(Chart and figure data)

>> START

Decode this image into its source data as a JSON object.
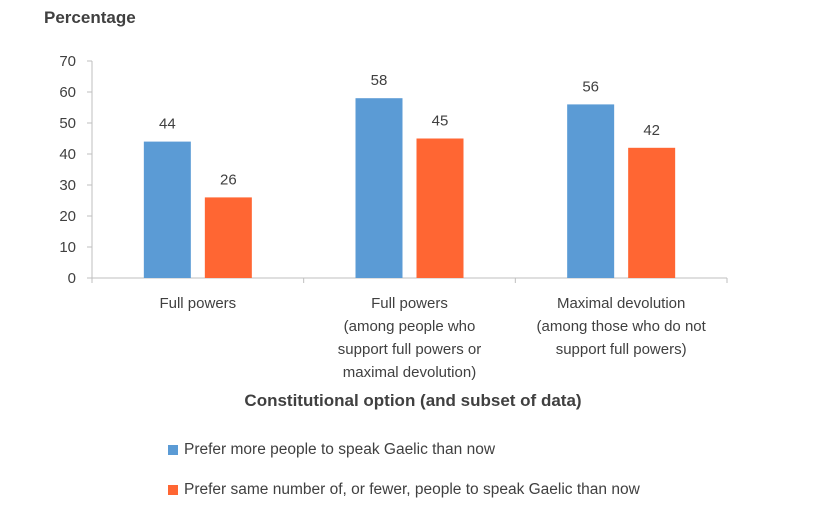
{
  "chart_data": {
    "type": "bar",
    "ylabel": "Percentage",
    "xlabel": "Constitutional option (and subset of data)",
    "ylim": [
      0,
      70
    ],
    "yticks": [
      0,
      10,
      20,
      30,
      40,
      50,
      60,
      70
    ],
    "grid": false,
    "legend_position": "bottom",
    "categories": [
      [
        "Full powers"
      ],
      [
        "Full powers",
        "(among people who",
        "support full powers or",
        "maximal devolution)"
      ],
      [
        "Maximal devolution",
        "(among those who do not",
        "support full powers)"
      ]
    ],
    "series": [
      {
        "name": "Prefer more people to speak Gaelic than now",
        "color": "#5B9BD5",
        "values": [
          44,
          58,
          56
        ]
      },
      {
        "name": "Prefer same number of, or fewer, people to speak Gaelic than now",
        "color": "#FF6633",
        "values": [
          26,
          45,
          42
        ]
      }
    ]
  }
}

>> END

Within the listing above, work out how many lines contain the string "Gaelic", and reply with that number only.

### Response to this task
2